======== DATASET ROWS
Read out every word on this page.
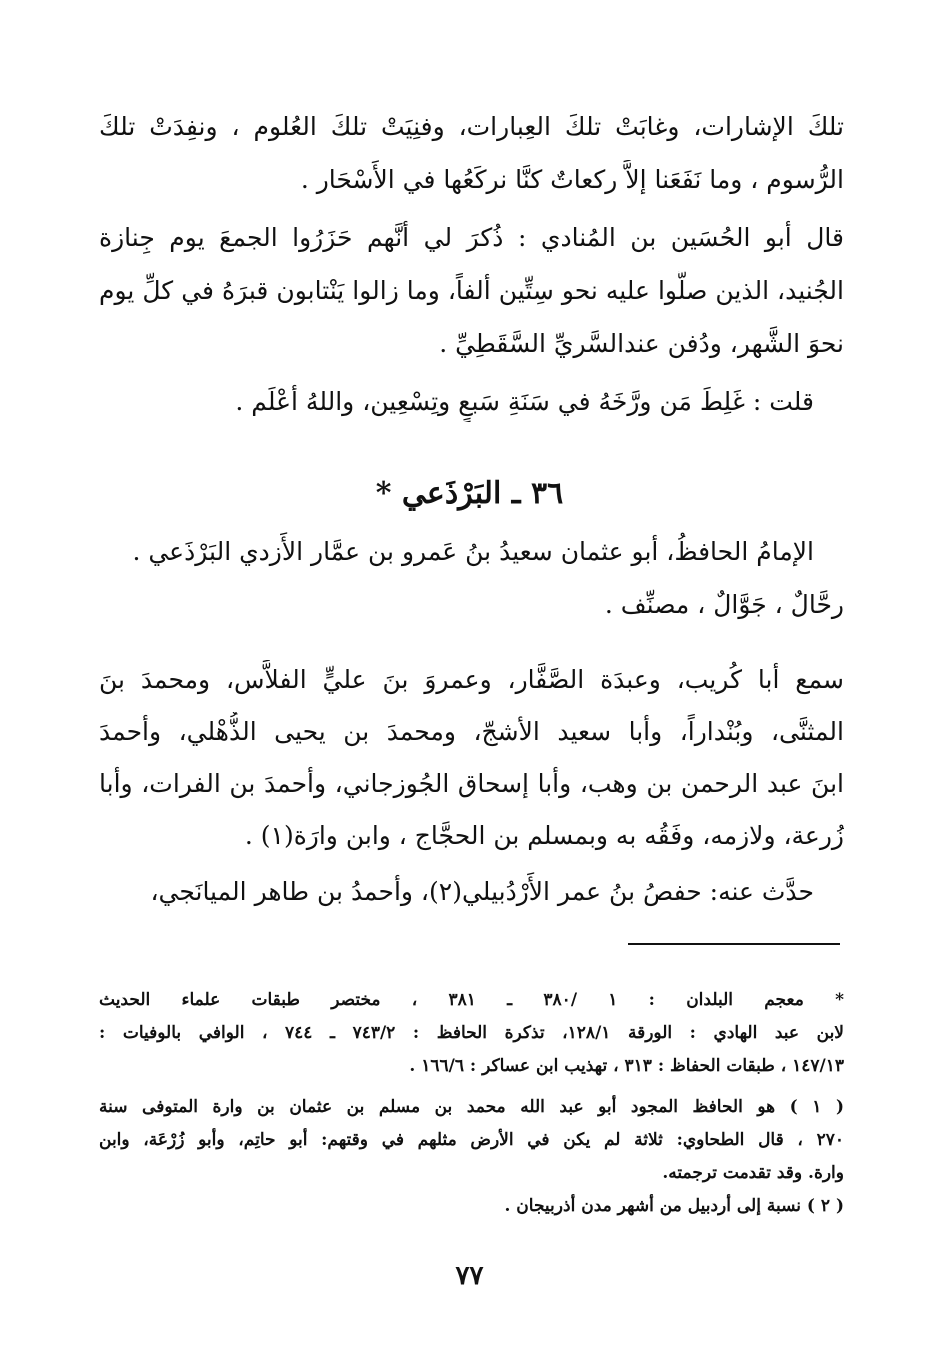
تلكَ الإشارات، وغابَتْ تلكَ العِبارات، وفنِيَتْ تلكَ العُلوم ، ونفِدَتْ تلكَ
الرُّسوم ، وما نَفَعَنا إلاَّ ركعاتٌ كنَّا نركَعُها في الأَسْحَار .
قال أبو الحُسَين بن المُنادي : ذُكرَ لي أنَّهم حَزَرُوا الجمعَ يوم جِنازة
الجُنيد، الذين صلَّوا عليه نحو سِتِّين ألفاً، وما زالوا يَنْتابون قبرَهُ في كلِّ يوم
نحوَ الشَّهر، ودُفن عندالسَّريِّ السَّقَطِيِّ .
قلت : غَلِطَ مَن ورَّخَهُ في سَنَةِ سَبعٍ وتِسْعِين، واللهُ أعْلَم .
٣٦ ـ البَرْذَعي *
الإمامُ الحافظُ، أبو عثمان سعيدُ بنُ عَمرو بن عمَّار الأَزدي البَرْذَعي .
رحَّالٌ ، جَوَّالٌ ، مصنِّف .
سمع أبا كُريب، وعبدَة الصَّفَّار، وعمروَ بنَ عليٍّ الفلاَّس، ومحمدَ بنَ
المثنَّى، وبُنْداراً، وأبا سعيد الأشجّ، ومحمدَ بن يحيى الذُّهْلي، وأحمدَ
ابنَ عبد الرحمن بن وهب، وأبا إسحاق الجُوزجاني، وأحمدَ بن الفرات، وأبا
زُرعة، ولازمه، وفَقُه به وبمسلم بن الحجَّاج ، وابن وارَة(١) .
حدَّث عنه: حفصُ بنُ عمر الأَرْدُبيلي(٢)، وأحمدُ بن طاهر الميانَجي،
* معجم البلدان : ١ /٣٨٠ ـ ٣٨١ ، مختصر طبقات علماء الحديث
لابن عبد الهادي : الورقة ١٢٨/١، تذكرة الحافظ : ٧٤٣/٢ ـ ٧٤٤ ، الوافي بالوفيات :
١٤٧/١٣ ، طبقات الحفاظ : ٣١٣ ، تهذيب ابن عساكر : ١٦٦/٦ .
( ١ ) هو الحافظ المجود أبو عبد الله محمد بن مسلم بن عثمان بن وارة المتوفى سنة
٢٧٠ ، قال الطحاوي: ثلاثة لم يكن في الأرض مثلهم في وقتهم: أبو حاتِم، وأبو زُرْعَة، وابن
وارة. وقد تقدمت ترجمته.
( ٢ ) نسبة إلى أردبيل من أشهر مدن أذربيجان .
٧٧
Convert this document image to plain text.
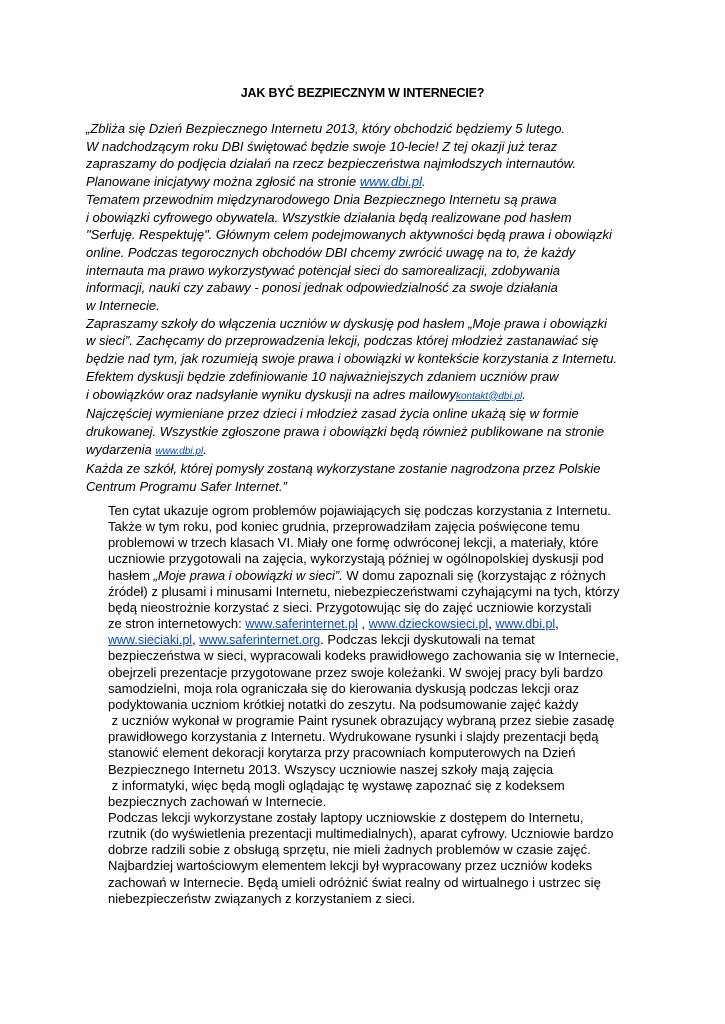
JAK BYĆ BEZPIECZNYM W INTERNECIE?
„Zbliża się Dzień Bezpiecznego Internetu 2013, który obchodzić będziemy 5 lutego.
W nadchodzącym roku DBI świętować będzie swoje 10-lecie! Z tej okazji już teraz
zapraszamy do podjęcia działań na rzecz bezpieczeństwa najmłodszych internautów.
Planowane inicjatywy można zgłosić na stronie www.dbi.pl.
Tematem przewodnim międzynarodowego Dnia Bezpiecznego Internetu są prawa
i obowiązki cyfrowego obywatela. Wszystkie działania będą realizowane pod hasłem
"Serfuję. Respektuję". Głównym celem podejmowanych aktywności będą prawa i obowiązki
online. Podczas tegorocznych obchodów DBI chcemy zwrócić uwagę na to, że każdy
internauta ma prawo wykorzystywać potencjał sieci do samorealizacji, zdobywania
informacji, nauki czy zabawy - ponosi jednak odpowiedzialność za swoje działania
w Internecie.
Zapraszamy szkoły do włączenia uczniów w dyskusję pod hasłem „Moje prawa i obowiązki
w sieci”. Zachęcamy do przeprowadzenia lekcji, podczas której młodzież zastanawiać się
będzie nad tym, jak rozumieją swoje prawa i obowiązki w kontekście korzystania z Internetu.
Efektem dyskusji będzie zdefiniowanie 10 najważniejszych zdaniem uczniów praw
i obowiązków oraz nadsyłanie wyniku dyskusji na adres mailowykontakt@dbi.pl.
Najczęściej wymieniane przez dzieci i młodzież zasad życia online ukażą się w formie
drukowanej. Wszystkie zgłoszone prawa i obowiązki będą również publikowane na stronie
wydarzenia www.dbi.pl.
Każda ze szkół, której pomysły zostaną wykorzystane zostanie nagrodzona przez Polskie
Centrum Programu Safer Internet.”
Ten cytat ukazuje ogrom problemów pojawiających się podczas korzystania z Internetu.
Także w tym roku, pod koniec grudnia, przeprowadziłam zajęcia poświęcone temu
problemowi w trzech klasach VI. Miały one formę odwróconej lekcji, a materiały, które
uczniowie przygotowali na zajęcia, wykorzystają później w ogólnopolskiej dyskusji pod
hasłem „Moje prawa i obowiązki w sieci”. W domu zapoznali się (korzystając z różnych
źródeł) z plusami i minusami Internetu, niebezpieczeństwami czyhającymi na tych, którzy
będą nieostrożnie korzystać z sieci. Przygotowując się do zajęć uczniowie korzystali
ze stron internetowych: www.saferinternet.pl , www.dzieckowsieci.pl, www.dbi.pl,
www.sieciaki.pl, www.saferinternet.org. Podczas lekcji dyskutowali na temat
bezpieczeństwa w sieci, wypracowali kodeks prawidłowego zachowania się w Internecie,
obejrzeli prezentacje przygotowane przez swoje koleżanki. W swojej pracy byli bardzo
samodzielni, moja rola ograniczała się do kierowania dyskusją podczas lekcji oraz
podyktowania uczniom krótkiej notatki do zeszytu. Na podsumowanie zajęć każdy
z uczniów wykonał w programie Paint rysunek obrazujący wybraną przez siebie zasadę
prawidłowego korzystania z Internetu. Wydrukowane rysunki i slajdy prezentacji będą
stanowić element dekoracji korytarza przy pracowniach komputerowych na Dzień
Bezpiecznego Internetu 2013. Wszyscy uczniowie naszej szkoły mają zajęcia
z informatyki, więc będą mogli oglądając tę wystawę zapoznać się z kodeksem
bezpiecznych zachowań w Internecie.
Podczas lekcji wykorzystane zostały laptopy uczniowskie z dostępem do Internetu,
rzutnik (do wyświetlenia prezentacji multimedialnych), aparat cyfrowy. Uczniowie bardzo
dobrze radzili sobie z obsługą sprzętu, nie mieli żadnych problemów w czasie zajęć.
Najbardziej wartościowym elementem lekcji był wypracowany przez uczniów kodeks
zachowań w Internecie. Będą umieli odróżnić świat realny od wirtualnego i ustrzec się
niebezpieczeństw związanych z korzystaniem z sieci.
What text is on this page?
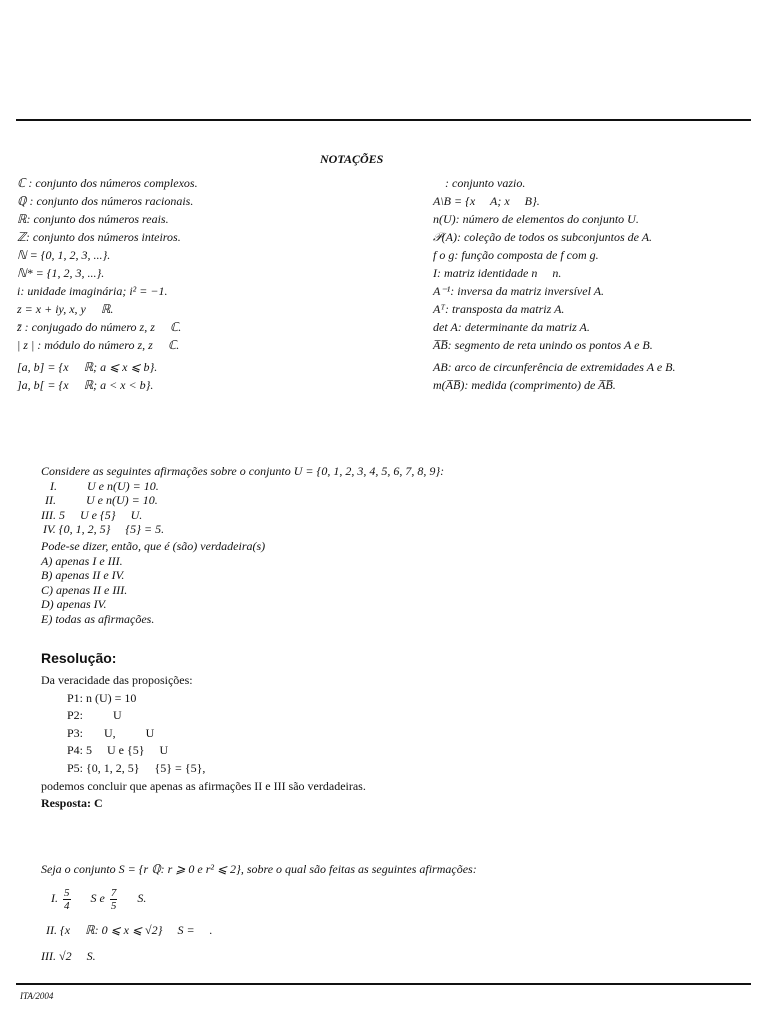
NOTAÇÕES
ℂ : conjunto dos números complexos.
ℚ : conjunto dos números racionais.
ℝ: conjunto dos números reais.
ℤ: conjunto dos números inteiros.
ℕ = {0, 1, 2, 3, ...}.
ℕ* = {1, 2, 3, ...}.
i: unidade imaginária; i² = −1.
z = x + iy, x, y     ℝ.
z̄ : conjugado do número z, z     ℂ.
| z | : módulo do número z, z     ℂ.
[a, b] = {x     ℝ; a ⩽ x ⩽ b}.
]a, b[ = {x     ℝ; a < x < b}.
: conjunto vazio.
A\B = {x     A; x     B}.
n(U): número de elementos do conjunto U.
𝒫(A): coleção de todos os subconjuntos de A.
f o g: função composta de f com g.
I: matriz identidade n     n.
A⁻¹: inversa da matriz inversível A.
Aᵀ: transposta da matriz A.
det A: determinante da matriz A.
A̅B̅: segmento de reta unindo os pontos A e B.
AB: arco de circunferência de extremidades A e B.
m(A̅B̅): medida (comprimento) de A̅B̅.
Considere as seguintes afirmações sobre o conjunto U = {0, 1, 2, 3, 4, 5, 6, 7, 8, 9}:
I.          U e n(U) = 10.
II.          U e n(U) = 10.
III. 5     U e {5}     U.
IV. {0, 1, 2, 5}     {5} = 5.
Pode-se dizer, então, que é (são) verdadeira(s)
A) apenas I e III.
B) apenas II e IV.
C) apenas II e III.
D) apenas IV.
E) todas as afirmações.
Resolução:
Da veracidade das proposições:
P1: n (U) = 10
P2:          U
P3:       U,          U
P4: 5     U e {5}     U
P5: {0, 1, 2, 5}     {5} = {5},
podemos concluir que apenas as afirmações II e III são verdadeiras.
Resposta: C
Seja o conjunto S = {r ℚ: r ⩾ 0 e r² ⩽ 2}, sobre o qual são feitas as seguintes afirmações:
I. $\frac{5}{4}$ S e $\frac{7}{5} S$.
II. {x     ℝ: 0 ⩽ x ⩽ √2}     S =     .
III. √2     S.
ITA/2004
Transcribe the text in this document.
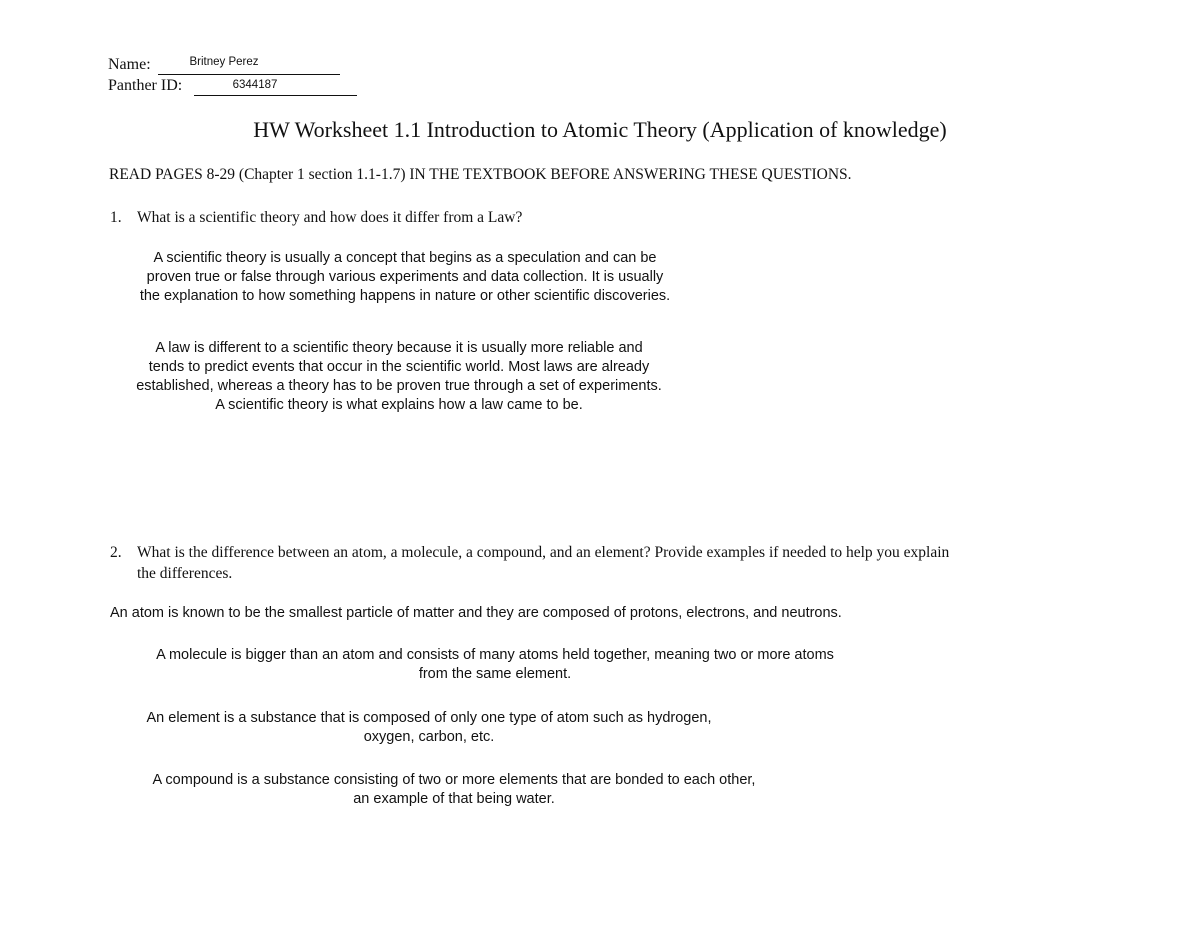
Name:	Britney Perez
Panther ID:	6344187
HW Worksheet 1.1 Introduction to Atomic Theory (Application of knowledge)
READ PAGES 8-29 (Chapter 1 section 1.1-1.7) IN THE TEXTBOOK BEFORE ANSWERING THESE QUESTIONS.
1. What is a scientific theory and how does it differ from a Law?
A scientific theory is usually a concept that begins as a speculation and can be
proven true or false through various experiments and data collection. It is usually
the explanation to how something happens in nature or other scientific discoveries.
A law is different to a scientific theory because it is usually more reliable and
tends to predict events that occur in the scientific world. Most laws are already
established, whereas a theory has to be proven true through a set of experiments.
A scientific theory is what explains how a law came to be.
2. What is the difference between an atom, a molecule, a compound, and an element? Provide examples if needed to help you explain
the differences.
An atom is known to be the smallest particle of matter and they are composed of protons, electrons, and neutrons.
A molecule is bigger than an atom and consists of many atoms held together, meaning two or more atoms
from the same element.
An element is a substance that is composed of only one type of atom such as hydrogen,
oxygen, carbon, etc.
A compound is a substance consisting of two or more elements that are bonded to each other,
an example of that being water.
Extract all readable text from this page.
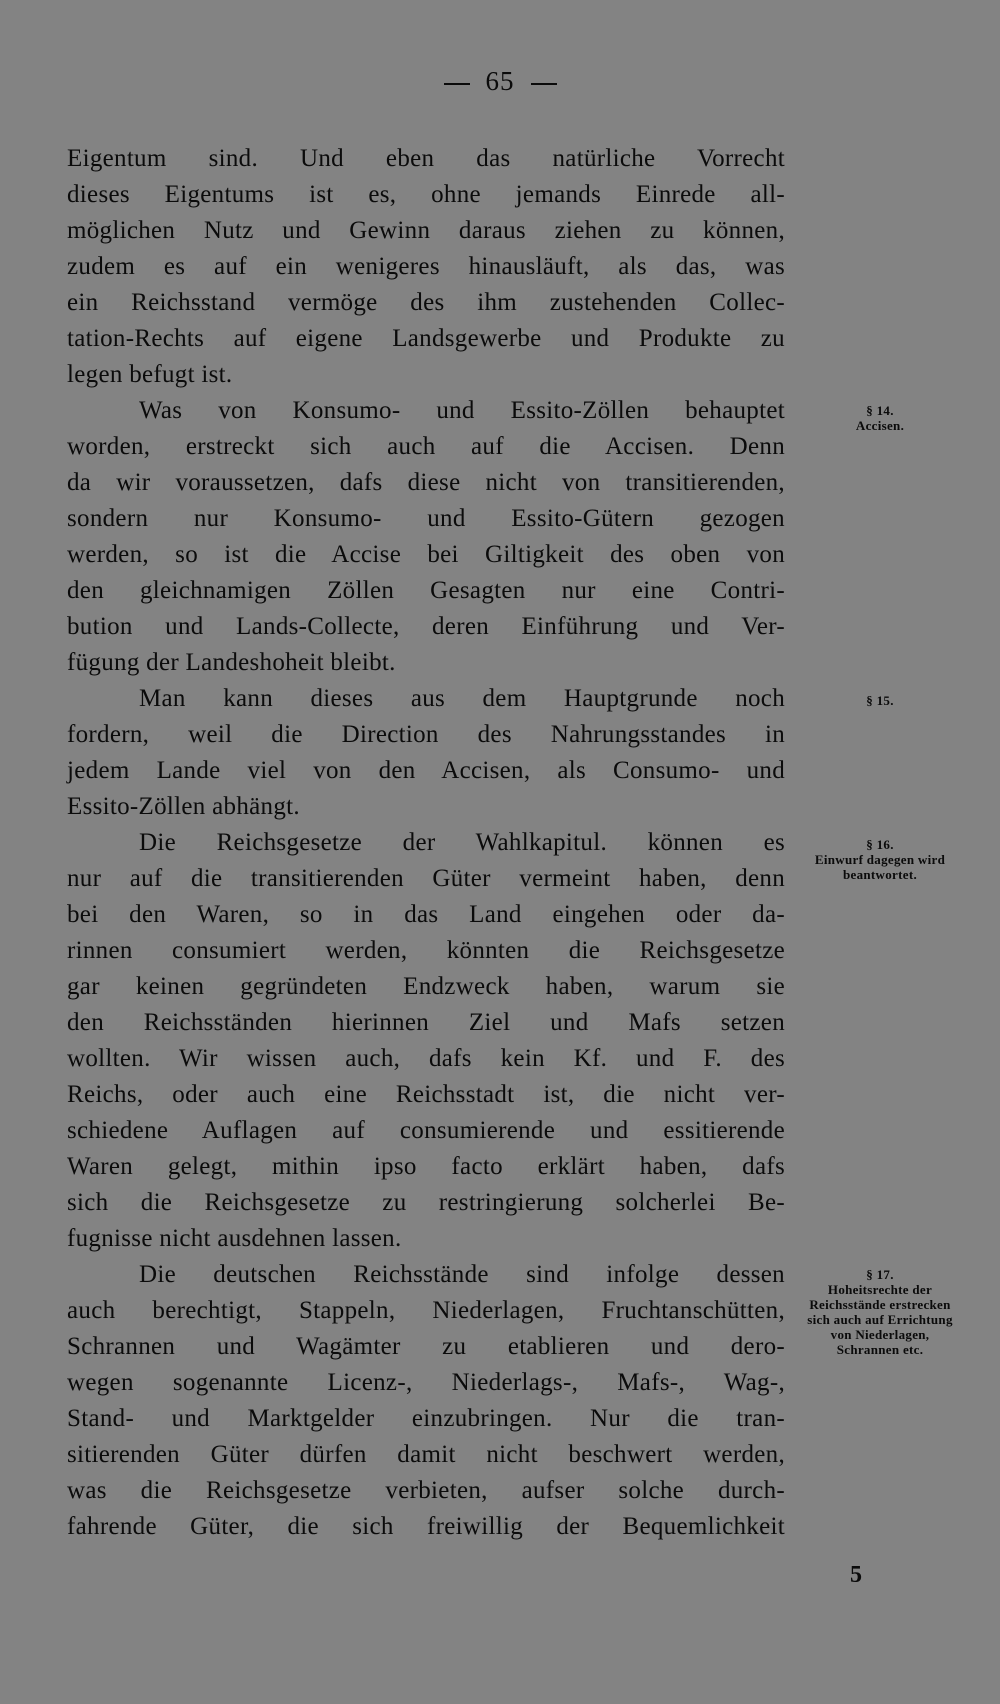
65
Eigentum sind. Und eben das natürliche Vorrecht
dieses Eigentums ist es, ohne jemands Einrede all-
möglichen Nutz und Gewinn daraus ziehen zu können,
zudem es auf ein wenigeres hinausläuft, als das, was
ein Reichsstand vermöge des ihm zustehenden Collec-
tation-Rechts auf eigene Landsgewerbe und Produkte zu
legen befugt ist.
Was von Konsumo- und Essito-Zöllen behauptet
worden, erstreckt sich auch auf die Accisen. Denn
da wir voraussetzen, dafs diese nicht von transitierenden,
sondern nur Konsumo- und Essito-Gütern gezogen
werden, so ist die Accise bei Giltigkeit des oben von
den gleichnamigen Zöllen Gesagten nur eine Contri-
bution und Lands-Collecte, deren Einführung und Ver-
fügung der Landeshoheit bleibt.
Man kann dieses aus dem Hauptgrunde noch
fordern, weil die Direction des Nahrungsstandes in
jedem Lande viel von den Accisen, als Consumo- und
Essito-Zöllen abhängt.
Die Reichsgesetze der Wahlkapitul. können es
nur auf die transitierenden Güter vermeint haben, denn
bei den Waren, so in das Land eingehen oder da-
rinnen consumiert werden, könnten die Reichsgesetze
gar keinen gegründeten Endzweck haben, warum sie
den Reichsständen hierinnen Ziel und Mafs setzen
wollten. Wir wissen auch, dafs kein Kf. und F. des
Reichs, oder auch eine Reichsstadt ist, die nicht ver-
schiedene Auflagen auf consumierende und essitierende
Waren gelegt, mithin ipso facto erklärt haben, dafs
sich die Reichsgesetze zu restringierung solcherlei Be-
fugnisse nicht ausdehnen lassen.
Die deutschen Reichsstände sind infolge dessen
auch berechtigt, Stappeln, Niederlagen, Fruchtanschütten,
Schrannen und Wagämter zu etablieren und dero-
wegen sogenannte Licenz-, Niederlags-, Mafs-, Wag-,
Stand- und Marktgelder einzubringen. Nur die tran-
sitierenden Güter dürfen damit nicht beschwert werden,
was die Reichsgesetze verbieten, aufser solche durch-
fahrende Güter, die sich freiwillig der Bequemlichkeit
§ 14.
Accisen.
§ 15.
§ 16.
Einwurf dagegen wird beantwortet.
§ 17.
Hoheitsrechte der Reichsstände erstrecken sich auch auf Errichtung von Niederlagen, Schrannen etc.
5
================
**EXERCISE:** In the listing above, find the lines holding the word "zachowań" and copy them.

**REPLY:**
bezpiecznych zachowań w Internecie.
zachowań w Internecie. Będą umieli odróżnić świat realny od wirtualnego i ustrzec się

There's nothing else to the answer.